Goal -> Reproduce each record below exactly as written.

Information supplied ->

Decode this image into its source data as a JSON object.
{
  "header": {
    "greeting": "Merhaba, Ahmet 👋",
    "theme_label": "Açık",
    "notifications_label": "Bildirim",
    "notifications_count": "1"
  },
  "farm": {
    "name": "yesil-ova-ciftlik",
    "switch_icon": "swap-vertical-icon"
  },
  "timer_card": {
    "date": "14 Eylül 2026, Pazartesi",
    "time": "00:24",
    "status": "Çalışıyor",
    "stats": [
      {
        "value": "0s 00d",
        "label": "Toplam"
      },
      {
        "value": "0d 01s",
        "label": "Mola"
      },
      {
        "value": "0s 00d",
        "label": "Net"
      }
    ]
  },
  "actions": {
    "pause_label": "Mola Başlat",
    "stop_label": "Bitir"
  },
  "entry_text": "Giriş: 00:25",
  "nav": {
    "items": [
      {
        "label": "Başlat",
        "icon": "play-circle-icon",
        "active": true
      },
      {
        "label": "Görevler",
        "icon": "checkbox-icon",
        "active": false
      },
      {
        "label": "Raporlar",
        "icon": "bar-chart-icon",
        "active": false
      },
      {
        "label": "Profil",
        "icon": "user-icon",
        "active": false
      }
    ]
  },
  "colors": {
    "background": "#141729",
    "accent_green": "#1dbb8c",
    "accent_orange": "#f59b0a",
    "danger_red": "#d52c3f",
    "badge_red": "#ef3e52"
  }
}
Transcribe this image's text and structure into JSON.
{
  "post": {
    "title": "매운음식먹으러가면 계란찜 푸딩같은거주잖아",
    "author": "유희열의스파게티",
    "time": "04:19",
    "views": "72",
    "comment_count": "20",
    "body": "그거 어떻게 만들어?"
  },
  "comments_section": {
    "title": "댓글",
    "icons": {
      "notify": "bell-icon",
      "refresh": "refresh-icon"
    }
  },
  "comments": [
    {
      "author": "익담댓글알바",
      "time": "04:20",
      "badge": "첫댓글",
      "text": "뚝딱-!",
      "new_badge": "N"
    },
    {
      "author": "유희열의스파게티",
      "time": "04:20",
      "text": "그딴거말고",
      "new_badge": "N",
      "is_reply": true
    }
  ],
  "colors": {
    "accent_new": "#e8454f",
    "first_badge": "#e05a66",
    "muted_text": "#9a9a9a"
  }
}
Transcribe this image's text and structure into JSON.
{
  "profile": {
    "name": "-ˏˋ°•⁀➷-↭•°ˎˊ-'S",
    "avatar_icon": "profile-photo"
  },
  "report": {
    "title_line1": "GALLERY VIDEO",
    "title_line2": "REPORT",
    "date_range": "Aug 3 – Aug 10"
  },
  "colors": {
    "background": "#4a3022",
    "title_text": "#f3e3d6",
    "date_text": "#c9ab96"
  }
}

Written response ->
Decode this image into its source data as a JSON object.
{
  "header": {
    "greeting": "Merhaba, Ahmet 👋",
    "theme_label": "Açık",
    "notifications_label": "Bildirim",
    "notifications_count": "1"
  },
  "farm": {
    "name": "yesil-ova-ciftlik",
    "switch_icon": "swap-vertical-icon"
  },
  "timer_card": {
    "date": "14 Eylül 2026, Pazartesi",
    "time": "00:24",
    "status": "Çalışıyor",
    "stats": [
      {
        "value": "0s 00d",
        "label": "Toplam"
      },
      {
        "value": "0d 01s",
        "label": "Mola"
      },
      {
        "value": "0s 00d",
        "label": "Net"
      }
    ]
  },
  "actions": {
    "pause_label": "Mola Başlat",
    "stop_label": "Bitir"
  },
  "entry_text": "Giriş: 00:25",
  "nav": {
    "items": [
      {
        "label": "Başlat",
        "icon": "play-circle-icon",
        "active": true
      },
      {
        "label": "Görevler",
        "icon": "checkbox-icon",
        "active": false
      },
      {
        "label": "Raporlar",
        "icon": "bar-chart-icon",
        "active": false
      },
      {
        "label": "Profil",
        "icon": "user-icon",
        "active": false
      }
    ]
  },
  "colors": {
    "background": "#141729",
    "accent_green": "#1dbb8c",
    "accent_orange": "#f59b0a",
    "danger_red": "#d52c3f",
    "badge_red": "#ef3e52"
  }
}
Transcribe this image's text and structure into JSON.
{
  "post": {
    "title": "매운음식먹으러가면 계란찜 푸딩같은거주잖아",
    "author": "유희열의스파게티",
    "time": "04:19",
    "views": "72",
    "comment_count": "20",
    "body": "그거 어떻게 만들어?"
  },
  "comments_section": {
    "title": "댓글",
    "icons": {
      "notify": "bell-icon",
      "refresh": "refresh-icon"
    }
  },
  "comments": [
    {
      "author": "익담댓글알바",
      "time": "04:20",
      "badge": "첫댓글",
      "text": "뚝딱-!",
      "new_badge": "N"
    },
    {
      "author": "유희열의스파게티",
      "time": "04:20",
      "text": "그딴거말고",
      "new_badge": "N",
      "is_reply": true
    }
  ],
  "colors": {
    "accent_new": "#e8454f",
    "first_badge": "#e05a66",
    "muted_text": "#9a9a9a"
  }
}
Transcribe this image's text and structure into JSON.
{
  "profile": {
    "name": "-ˏˋ°•⁀➷-↭•°ˎˊ-'S",
    "avatar_icon": "profile-photo"
  },
  "report": {
    "title_line1": "GALLERY VIDEO",
    "title_line2": "REPORT",
    "date_range": "Aug 3 – Aug 10"
  },
  "colors": {
    "background": "#4a3022",
    "title_text": "#f3e3d6",
    "date_text": "#c9ab96"
  }
}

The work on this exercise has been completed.